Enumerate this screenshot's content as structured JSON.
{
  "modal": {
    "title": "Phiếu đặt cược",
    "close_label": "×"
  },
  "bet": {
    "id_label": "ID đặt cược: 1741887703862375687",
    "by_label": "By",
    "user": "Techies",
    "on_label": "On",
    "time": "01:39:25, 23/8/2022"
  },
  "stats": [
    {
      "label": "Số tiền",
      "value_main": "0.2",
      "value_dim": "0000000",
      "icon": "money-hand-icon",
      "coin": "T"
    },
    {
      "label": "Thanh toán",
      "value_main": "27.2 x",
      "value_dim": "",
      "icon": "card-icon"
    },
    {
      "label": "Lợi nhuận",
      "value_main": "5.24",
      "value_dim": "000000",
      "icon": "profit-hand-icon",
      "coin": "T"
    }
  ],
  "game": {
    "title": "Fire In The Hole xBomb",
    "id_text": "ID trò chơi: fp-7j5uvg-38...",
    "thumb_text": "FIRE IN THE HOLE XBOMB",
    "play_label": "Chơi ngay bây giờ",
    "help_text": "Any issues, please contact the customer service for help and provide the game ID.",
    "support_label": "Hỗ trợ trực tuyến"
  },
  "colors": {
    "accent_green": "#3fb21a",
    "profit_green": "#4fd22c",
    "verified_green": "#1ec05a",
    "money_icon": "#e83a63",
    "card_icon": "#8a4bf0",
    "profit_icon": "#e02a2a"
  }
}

| WHAT YOU SHOULD DO |
Retype the material in full. Each word must match.

| TASK OUTPUT |
Enumerate this screenshot's content as structured JSON.
{
  "modal": {
    "title": "Phiếu đặt cược",
    "close_label": "×"
  },
  "bet": {
    "id_label": "ID đặt cược: 1741887703862375687",
    "by_label": "By",
    "user": "Techies",
    "on_label": "On",
    "time": "01:39:25, 23/8/2022"
  },
  "stats": [
    {
      "label": "Số tiền",
      "value_main": "0.2",
      "value_dim": "0000000",
      "icon": "money-hand-icon",
      "coin": "T"
    },
    {
      "label": "Thanh toán",
      "value_main": "27.2 x",
      "value_dim": "",
      "icon": "card-icon"
    },
    {
      "label": "Lợi nhuận",
      "value_main": "5.24",
      "value_dim": "000000",
      "icon": "profit-hand-icon",
      "coin": "T"
    }
  ],
  "game": {
    "title": "Fire In The Hole xBomb",
    "id_text": "ID trò chơi: fp-7j5uvg-38...",
    "thumb_text": "FIRE IN THE HOLE XBOMB",
    "play_label": "Chơi ngay bây giờ",
    "help_text": "Any issues, please contact the customer service for help and provide the game ID.",
    "support_label": "Hỗ trợ trực tuyến"
  },
  "colors": {
    "accent_green": "#3fb21a",
    "profit_green": "#4fd22c",
    "verified_green": "#1ec05a",
    "money_icon": "#e83a63",
    "card_icon": "#8a4bf0",
    "profit_icon": "#e02a2a"
  }
}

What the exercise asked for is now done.